Document extract →
____________________

Not sure how the future is, but i have heard enough story to know that you may cry along with your colleague when he/she is sad now, but once you left the company, you just became another acquaintance in life. As technology advance, people are less willing to keep in contact, i wonder why.

oh did i mention that i got memory gap again and puke all over the place without myself knowing it? :) and i actually have no memory of seeing a late comer, that according to her, i was talking to her in sound mind and scolded her for coming late. Hopefully this is not a sign of bipolar syndrome, crap...

moving on...

So finally i have resigned and starting a new lifestyle. The reality hasnt really sit in yet as i actually have quite a full on weekend for the past 1 week. So still not feeling the difference yet. Heck, i am seeing my ex-colleague as frequent as it was, perhaps that is the key reason...

been scribble a lot in mandarin, not sure the reason behind. Just felt like writing in chinese, that's about it. I mean, after all, i am more capable of expressing myself in mandarin as compare to other languages due to the educational background ( will probably take an hour to write a sentence if i try to do it in Malay). Not only once i have encounter incident in which people find it so shocking to learn that i can read chinese (what the heck, i am good at it all right...), because i do not have the 'chinese school look'.

____________________

Recorded data →
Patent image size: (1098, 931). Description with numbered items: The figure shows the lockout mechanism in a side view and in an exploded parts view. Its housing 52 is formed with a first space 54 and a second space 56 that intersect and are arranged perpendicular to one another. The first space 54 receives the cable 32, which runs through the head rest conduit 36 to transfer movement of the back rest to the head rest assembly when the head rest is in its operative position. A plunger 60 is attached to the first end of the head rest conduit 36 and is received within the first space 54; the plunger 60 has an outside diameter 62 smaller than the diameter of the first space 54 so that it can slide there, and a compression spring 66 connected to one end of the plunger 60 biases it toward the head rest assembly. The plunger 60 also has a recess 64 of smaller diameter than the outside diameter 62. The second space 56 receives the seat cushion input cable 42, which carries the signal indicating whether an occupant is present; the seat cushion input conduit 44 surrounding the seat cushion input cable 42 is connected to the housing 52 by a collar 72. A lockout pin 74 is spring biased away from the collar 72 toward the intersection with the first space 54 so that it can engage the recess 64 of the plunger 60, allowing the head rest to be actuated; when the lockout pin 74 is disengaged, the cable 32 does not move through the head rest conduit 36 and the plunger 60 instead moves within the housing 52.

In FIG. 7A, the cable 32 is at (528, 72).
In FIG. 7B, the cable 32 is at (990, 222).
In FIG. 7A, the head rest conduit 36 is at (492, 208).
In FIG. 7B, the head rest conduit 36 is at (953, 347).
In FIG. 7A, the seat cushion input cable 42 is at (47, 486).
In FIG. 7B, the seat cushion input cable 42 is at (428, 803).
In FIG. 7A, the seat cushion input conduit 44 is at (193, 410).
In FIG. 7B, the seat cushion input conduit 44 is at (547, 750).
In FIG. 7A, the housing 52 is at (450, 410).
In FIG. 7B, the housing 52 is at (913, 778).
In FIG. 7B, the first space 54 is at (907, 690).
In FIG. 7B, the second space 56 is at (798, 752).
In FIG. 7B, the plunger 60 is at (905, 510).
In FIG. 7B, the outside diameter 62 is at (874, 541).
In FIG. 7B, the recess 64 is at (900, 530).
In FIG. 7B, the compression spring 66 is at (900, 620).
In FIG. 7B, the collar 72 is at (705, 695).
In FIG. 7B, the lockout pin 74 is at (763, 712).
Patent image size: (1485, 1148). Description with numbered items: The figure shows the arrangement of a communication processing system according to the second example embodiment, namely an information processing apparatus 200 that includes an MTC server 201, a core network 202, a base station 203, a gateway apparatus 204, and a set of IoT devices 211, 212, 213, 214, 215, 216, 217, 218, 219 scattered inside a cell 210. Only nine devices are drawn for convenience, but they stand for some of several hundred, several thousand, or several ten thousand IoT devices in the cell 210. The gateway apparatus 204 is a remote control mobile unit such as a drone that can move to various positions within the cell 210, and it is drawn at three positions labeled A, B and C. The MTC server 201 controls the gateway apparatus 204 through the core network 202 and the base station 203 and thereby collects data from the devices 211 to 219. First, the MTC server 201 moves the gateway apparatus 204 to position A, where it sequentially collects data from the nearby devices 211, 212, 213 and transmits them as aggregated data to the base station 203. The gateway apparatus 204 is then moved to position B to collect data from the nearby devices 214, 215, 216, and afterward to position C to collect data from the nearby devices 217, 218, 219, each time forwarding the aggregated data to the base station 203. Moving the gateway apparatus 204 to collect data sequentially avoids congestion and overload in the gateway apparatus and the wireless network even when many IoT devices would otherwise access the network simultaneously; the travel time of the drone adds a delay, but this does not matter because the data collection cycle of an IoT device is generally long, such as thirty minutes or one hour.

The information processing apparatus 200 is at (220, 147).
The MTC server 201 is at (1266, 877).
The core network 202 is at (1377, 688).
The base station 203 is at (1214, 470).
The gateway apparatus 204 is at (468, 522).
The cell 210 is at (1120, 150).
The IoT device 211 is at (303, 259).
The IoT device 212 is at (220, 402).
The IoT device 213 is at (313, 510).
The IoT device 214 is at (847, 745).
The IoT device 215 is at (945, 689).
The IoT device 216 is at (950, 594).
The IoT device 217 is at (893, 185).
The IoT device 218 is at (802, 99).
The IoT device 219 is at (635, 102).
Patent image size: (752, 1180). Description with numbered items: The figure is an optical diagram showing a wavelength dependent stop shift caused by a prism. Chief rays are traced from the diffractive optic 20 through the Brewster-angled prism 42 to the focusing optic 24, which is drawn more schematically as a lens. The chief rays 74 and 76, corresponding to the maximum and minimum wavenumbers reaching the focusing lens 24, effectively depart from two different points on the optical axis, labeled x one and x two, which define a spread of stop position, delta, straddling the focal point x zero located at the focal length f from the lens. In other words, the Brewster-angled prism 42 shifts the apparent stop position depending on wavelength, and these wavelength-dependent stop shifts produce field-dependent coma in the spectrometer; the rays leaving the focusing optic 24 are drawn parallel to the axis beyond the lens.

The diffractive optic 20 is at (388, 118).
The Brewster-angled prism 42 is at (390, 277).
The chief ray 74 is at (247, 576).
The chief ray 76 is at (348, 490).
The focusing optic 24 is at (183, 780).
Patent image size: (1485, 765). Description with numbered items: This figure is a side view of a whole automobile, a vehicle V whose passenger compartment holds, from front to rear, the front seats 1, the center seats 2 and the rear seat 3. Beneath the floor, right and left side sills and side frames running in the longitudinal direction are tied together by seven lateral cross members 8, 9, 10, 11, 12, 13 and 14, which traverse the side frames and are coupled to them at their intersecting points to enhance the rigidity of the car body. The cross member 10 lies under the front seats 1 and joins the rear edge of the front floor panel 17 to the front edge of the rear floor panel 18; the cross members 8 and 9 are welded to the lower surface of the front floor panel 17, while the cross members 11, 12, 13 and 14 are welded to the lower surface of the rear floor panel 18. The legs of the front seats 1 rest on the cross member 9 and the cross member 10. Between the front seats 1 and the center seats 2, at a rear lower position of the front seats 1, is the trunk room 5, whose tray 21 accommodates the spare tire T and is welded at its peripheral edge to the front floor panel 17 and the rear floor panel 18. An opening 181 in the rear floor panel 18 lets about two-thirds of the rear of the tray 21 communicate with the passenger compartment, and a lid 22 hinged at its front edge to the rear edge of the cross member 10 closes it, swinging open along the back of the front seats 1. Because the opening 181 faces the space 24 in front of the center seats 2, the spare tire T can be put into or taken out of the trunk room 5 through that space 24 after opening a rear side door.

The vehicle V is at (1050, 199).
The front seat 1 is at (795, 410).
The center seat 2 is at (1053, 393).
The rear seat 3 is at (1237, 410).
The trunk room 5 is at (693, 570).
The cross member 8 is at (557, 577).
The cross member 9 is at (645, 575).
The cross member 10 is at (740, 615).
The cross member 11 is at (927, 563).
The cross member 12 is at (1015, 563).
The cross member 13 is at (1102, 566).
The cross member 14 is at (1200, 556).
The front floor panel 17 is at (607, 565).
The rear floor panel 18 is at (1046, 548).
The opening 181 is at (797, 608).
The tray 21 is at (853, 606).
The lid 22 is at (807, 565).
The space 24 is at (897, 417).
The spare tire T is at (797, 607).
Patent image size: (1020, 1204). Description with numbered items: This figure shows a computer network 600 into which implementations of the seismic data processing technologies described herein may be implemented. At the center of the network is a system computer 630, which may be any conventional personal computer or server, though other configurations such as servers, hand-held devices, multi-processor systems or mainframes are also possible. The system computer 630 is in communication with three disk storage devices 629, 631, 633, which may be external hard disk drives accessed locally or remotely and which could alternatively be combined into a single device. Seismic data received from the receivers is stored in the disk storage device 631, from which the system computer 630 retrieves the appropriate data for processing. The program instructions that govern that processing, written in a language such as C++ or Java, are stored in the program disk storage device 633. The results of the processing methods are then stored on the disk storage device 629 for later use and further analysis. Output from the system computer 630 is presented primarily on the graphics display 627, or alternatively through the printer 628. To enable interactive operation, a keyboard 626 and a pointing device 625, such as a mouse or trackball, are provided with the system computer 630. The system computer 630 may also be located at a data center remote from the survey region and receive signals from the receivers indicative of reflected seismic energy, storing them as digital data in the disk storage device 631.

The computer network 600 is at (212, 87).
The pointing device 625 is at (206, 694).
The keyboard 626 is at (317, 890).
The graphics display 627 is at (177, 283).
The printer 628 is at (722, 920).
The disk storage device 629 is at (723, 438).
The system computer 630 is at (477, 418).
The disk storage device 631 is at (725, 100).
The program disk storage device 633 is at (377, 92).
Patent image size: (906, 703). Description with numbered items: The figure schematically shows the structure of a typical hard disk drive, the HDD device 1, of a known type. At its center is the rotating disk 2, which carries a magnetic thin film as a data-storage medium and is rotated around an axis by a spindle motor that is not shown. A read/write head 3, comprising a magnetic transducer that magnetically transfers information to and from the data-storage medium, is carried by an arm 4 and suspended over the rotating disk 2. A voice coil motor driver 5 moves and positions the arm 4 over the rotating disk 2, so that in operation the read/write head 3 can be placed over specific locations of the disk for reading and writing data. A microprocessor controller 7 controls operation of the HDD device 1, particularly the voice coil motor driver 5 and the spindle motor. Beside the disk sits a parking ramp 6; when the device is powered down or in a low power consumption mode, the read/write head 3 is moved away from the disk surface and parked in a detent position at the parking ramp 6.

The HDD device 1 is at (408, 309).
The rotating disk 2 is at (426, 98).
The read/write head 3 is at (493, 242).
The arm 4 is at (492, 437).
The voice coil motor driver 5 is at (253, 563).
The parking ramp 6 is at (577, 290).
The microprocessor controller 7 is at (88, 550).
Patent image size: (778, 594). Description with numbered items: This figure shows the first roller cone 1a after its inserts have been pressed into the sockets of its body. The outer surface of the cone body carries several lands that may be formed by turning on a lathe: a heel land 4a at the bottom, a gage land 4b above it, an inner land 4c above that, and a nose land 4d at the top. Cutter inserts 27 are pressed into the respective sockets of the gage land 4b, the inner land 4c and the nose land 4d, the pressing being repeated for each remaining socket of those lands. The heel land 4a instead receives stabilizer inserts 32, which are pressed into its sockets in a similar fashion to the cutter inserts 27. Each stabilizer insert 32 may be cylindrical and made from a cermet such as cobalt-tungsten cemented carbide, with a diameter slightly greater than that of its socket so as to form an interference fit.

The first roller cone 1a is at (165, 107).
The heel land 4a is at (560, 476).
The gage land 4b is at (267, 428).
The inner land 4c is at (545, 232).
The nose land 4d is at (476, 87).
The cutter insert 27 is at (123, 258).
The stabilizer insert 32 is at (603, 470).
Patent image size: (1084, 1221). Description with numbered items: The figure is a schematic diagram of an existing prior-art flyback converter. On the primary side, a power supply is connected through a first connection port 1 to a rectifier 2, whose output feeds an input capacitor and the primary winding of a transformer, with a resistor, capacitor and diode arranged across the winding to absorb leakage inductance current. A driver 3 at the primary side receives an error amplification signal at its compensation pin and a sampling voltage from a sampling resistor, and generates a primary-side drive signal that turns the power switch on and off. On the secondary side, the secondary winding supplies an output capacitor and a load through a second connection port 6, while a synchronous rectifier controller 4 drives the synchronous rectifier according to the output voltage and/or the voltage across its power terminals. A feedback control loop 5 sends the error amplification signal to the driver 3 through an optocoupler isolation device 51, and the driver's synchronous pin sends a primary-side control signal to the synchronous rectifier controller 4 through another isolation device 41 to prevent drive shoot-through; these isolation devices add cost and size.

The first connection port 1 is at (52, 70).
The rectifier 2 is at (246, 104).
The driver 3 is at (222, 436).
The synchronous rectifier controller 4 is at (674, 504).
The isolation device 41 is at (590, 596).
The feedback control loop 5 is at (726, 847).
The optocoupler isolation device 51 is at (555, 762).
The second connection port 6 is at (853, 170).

____________________

Exercise tasks →
A: How would the paragraph in the blog post that begins "So finally i have resigned" read as a short bulleted list that keeps its main facts?
B: Can you resume the blog post about resigning and writing in Mandarin, starting right after its last sentence?
The listing is taken from a separate source.

Solved tasks →
A:
- The writer has resigned and is starting a new lifestyle.
- It hasn't sunk in yet, because the past week held quite a full weekend.
- No difference is felt so far.
- The writer is still seeing an ex-colleague as often as before, which may be the main reason.

B:
whatever it is, i have no clue, but strongly doubt that the statement is a compliment as a whole. Sometimes do find it rather scary that because of language barrier, we the malaysian chinese, splitting ourselves from the merely 21% population into another half. Given the current situation, if i were a politician, for sure i will play the inter AND intra racial card and manipulate the situation around as well. it is so darn easy to stir tension as respect and understanding was not much given to one another. Just throw a question on which language should science be taught in n u will start seeing people fighting. Both side have their point, but they did not see the common problem i.e. malaysian is jack of all language, but master of non, so why not look at the most important issue, which is the reason behind the incapability of grasping the languages? is the teacher up to the standard? as far as my experience can tell, HELL NO~ just ask around what do the BM teacher teach during the class, and the whoever prof that protest on this issue will understand that there has been a problem in the teaching method, n whether he win this war or not, malaysian's BM is weakening and will continue be seen as not cool to use it.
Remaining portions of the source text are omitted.